Records from a dataset
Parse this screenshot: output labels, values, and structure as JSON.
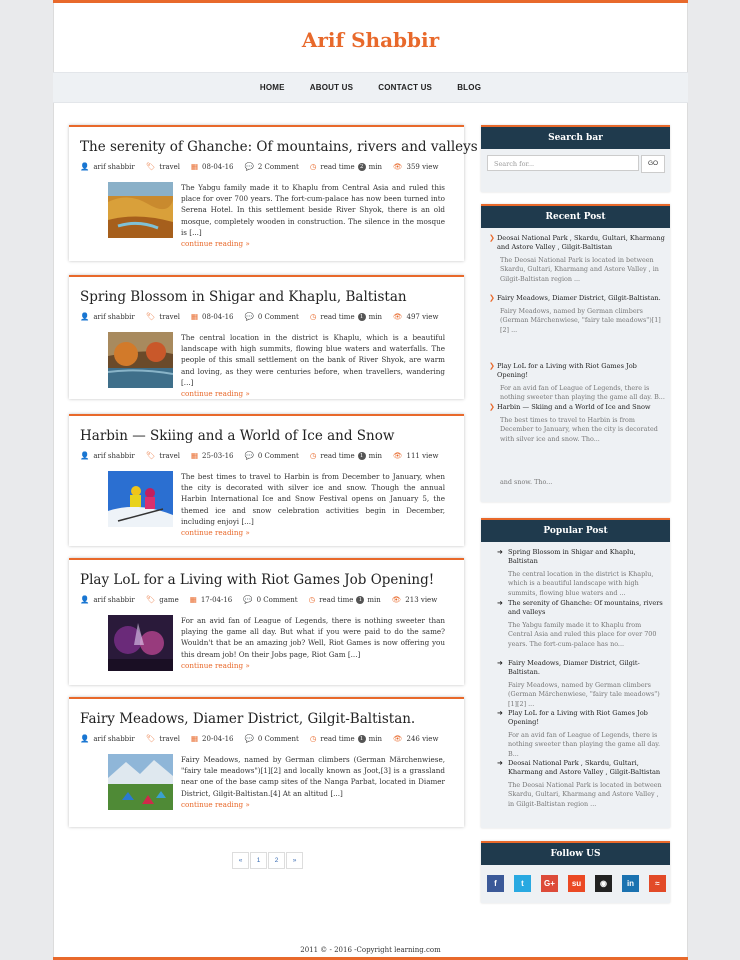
{
  "site": {
    "title": "Arif Shabbir"
  },
  "nav": [
    "HOME",
    "ABOUT US",
    "CONTACT US",
    "BLOG"
  ],
  "posts": [
    {
      "title": "The serenity of Ghanche: Of mountains, rivers and valleys",
      "author": "arif shabbir",
      "category": "travel",
      "date": "08-04-16",
      "comments": "2 Comment",
      "read_label": "read time",
      "read_min": "2",
      "min_label": "min",
      "views": "359 view",
      "excerpt": "The Yabgu family made it to Khaplu from Central Asia and ruled this place for over 700 years. The fort-cum-palace has now been turned into Serena Hotel. In this settlement beside River Shyok, there is an old mosque, completely wooden in construction. The silence in the mosque is [...]",
      "more": "continue reading »"
    },
    {
      "title": "Spring Blossom in Shigar and Khaplu, Baltistan",
      "author": "arif shabbir",
      "category": "travel",
      "date": "08-04-16",
      "comments": "0 Comment",
      "read_label": "read time",
      "read_min": "1",
      "min_label": "min",
      "views": "497 view",
      "excerpt": "The central location in the district is Khaplu, which is a beautiful landscape with high summits, flowing blue waters and waterfalls. The people of this small settlement on the bank of River Shyok, are warm and loving, as they were centuries before, when travellers, wandering [...]",
      "more": "continue reading »"
    },
    {
      "title": "Harbin — Skiing and a World of Ice and Snow",
      "author": "arif shabbir",
      "category": "travel",
      "date": "25-03-16",
      "comments": "0 Comment",
      "read_label": "read time",
      "read_min": "1",
      "min_label": "min",
      "views": "111 view",
      "excerpt": "The best times to travel to Harbin is from December to January, when the city is decorated with silver ice and snow. Though the annual Harbin International Ice and Snow Festival opens on January 5, the themed ice and snow celebration activities begin in December, including enjoyi [...]",
      "more": "continue reading »"
    },
    {
      "title": "Play LoL for a Living with Riot Games Job Opening!",
      "author": "arif shabbir",
      "category": "game",
      "date": "17-04-16",
      "comments": "0 Comment",
      "read_label": "read time",
      "read_min": "1",
      "min_label": "min",
      "views": "213 view",
      "excerpt": "For an avid fan of League of Legends, there is nothing sweeter than playing the game all day. But what if you were paid to do the same? Wouldn't that be an amazing job? Well, Riot Games is now offering you this dream job! On their Jobs page, Riot Gam [...]",
      "more": "continue reading »"
    },
    {
      "title": "Fairy Meadows, Diamer District, Gilgit-Baltistan.",
      "author": "arif shabbir",
      "category": "travel",
      "date": "20-04-16",
      "comments": "0 Comment",
      "read_label": "read time",
      "read_min": "1",
      "min_label": "min",
      "views": "246 view",
      "excerpt": "Fairy Meadows, named by German climbers (German Märchenwiese, \"fairy tale meadows\")[1][2] and locally known as Joot,[3] is a grassland near one of the base camp sites of the Nanga Parbat, located in Diamer District, Gilgit-Baltistan.[4] At an altitud [...]",
      "more": "continue reading »"
    }
  ],
  "pagination": [
    "«",
    "1",
    "2",
    "»"
  ],
  "search": {
    "title": "Search bar",
    "placeholder": "Search for...",
    "button": "GO"
  },
  "recent": {
    "title": "Recent Post",
    "items": [
      {
        "title": "Deosai National Park , Skardu, Gultari, Kharmang and Astore Valley , Gilgit-Baltistan",
        "desc": "The Deosai National Park is located in between Skardu, Gultari, Kharmang and Astore Valley , in Gilgit-Baltistan region ..."
      },
      {
        "title": "Fairy Meadows, Diamer District, Gilgit-Baltistan.",
        "desc": "Fairy Meadows, named by German climbers (German Märchenwiese, \"fairy tale meadows\")[1][2] ..."
      },
      {
        "title": "Play LoL for a Living with Riot Games Job Opening!",
        "desc": "For an avid fan of League of Legends, there is nothing sweeter than playing the game all day. B..."
      },
      {
        "title": "Harbin — Skiing and a World of Ice and Snow",
        "desc": "The best times to travel to Harbin is from December to January, when the city is decorated with silver ice and snow. Tho..."
      }
    ],
    "overflow": "and snow. Tho..."
  },
  "popular": {
    "title": "Popular Post",
    "items": [
      {
        "title": "Spring Blossom in Shigar and Khaplu, Baltistan",
        "desc": "The central location in the district is Khaplu, which is a beautiful landscape with high summits, flowing blue waters and ..."
      },
      {
        "title": "The serenity of Ghanche: Of mountains, rivers and valleys",
        "desc": "The Yabgu family made it to Khaplu from Central Asia and ruled this place for over 700 years. The fort-cum-palace has no..."
      },
      {
        "title": "Fairy Meadows, Diamer District, Gilgit-Baltistan.",
        "desc": "Fairy Meadows, named by German climbers (German Märchenwiese, \"fairy tale meadows\")[1][2] ..."
      },
      {
        "title": "Play LoL for a Living with Riot Games Job Opening!",
        "desc": "For an avid fan of League of Legends, there is nothing sweeter than playing the game all day. B..."
      },
      {
        "title": "Deosai National Park , Skardu, Gultari, Kharmang and Astore Valley , Gilgit-Baltistan",
        "desc": "The Deosai National Park is located in between Skardu, Gultari, Kharmang and Astore Valley , in Gilgit-Baltistan region ..."
      }
    ]
  },
  "follow": {
    "title": "Follow US",
    "icons": [
      {
        "name": "facebook-icon",
        "glyph": "f",
        "color": "#3b5998"
      },
      {
        "name": "twitter-icon",
        "glyph": "t",
        "color": "#29a9e1"
      },
      {
        "name": "google-plus-icon",
        "glyph": "G+",
        "color": "#dd4b39"
      },
      {
        "name": "stumbleupon-icon",
        "glyph": "su",
        "color": "#eb4924"
      },
      {
        "name": "github-icon",
        "glyph": "◉",
        "color": "#222222"
      },
      {
        "name": "linkedin-icon",
        "glyph": "in",
        "color": "#1a72b0"
      },
      {
        "name": "rss-icon",
        "glyph": "≈",
        "color": "#e24a28"
      }
    ]
  },
  "footer": {
    "text": "2011 © - 2016 -Copyright learning.com"
  },
  "colors": {
    "accent": "#e8692b",
    "widget_header": "#1f3a4d"
  }
}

Task details:
Copy the entries exactly. Leave out the images.

The answer:
Parse this screenshot: output labels, values, and structure as JSON.
{
  "site": {
    "title": "Arif Shabbir"
  },
  "nav": [
    "HOME",
    "ABOUT US",
    "CONTACT US",
    "BLOG"
  ],
  "posts": [
    {
      "title": "The serenity of Ghanche: Of mountains, rivers and valleys",
      "author": "arif shabbir",
      "category": "travel",
      "date": "08-04-16",
      "comments": "2 Comment",
      "read_label": "read time",
      "read_min": "2",
      "min_label": "min",
      "views": "359 view",
      "excerpt": "The Yabgu family made it to Khaplu from Central Asia and ruled this place for over 700 years. The fort-cum-palace has now been turned into Serena Hotel. In this settlement beside River Shyok, there is an old mosque, completely wooden in construction. The silence in the mosque is [...]",
      "more": "continue reading »"
    },
    {
      "title": "Spring Blossom in Shigar and Khaplu, Baltistan",
      "author": "arif shabbir",
      "category": "travel",
      "date": "08-04-16",
      "comments": "0 Comment",
      "read_label": "read time",
      "read_min": "1",
      "min_label": "min",
      "views": "497 view",
      "excerpt": "The central location in the district is Khaplu, which is a beautiful landscape with high summits, flowing blue waters and waterfalls. The people of this small settlement on the bank of River Shyok, are warm and loving, as they were centuries before, when travellers, wandering [...]",
      "more": "continue reading »"
    },
    {
      "title": "Harbin — Skiing and a World of Ice and Snow",
      "author": "arif shabbir",
      "category": "travel",
      "date": "25-03-16",
      "comments": "0 Comment",
      "read_label": "read time",
      "read_min": "1",
      "min_label": "min",
      "views": "111 view",
      "excerpt": "The best times to travel to Harbin is from December to January, when the city is decorated with silver ice and snow. Though the annual Harbin International Ice and Snow Festival opens on January 5, the themed ice and snow celebration activities begin in December, including enjoyi [...]",
      "more": "continue reading »"
    },
    {
      "title": "Play LoL for a Living with Riot Games Job Opening!",
      "author": "arif shabbir",
      "category": "game",
      "date": "17-04-16",
      "comments": "0 Comment",
      "read_label": "read time",
      "read_min": "1",
      "min_label": "min",
      "views": "213 view",
      "excerpt": "For an avid fan of League of Legends, there is nothing sweeter than playing the game all day. But what if you were paid to do the same? Wouldn't that be an amazing job? Well, Riot Games is now offering you this dream job! On their Jobs page, Riot Gam [...]",
      "more": "continue reading »"
    },
    {
      "title": "Fairy Meadows, Diamer District, Gilgit-Baltistan.",
      "author": "arif shabbir",
      "category": "travel",
      "date": "20-04-16",
      "comments": "0 Comment",
      "read_label": "read time",
      "read_min": "1",
      "min_label": "min",
      "views": "246 view",
      "excerpt": "Fairy Meadows, named by German climbers (German Märchenwiese, \"fairy tale meadows\")[1][2] and locally known as Joot,[3] is a grassland near one of the base camp sites of the Nanga Parbat, located in Diamer District, Gilgit-Baltistan.[4] At an altitud [...]",
      "more": "continue reading »"
    }
  ],
  "pagination": [
    "«",
    "1",
    "2",
    "»"
  ],
  "search": {
    "title": "Search bar",
    "placeholder": "Search for...",
    "button": "GO"
  },
  "recent": {
    "title": "Recent Post",
    "items": [
      {
        "title": "Deosai National Park , Skardu, Gultari, Kharmang and Astore Valley , Gilgit-Baltistan",
        "desc": "The Deosai National Park is located in between Skardu, Gultari, Kharmang and Astore Valley , in Gilgit-Baltistan region ..."
      },
      {
        "title": "Fairy Meadows, Diamer District, Gilgit-Baltistan.",
        "desc": "Fairy Meadows, named by German climbers (German Märchenwiese, \"fairy tale meadows\")[1][2] ..."
      },
      {
        "title": "Play LoL for a Living with Riot Games Job Opening!",
        "desc": "For an avid fan of League of Legends, there is nothing sweeter than playing the game all day. B..."
      },
      {
        "title": "Harbin — Skiing and a World of Ice and Snow",
        "desc": "The best times to travel to Harbin is from December to January, when the city is decorated with silver ice and snow. Tho..."
      }
    ],
    "overflow": "and snow. Tho..."
  },
  "popular": {
    "title": "Popular Post",
    "items": [
      {
        "title": "Spring Blossom in Shigar and Khaplu, Baltistan",
        "desc": "The central location in the district is Khaplu, which is a beautiful landscape with high summits, flowing blue waters and ..."
      },
      {
        "title": "The serenity of Ghanche: Of mountains, rivers and valleys",
        "desc": "The Yabgu family made it to Khaplu from Central Asia and ruled this place for over 700 years. The fort-cum-palace has no..."
      },
      {
        "title": "Fairy Meadows, Diamer District, Gilgit-Baltistan.",
        "desc": "Fairy Meadows, named by German climbers (German Märchenwiese, \"fairy tale meadows\")[1][2] ..."
      },
      {
        "title": "Play LoL for a Living with Riot Games Job Opening!",
        "desc": "For an avid fan of League of Legends, there is nothing sweeter than playing the game all day. B..."
      },
      {
        "title": "Deosai National Park , Skardu, Gultari, Kharmang and Astore Valley , Gilgit-Baltistan",
        "desc": "The Deosai National Park is located in between Skardu, Gultari, Kharmang and Astore Valley , in Gilgit-Baltistan region ..."
      }
    ]
  },
  "follow": {
    "title": "Follow US",
    "icons": [
      {
        "name": "facebook-icon",
        "glyph": "f",
        "color": "#3b5998"
      },
      {
        "name": "twitter-icon",
        "glyph": "t",
        "color": "#29a9e1"
      },
      {
        "name": "google-plus-icon",
        "glyph": "G+",
        "color": "#dd4b39"
      },
      {
        "name": "stumbleupon-icon",
        "glyph": "su",
        "color": "#eb4924"
      },
      {
        "name": "github-icon",
        "glyph": "◉",
        "color": "#222222"
      },
      {
        "name": "linkedin-icon",
        "glyph": "in",
        "color": "#1a72b0"
      },
      {
        "name": "rss-icon",
        "glyph": "≈",
        "color": "#e24a28"
      }
    ]
  },
  "footer": {
    "text": "2011 © - 2016 -Copyright learning.com"
  },
  "colors": {
    "accent": "#e8692b",
    "widget_header": "#1f3a4d"
  }
}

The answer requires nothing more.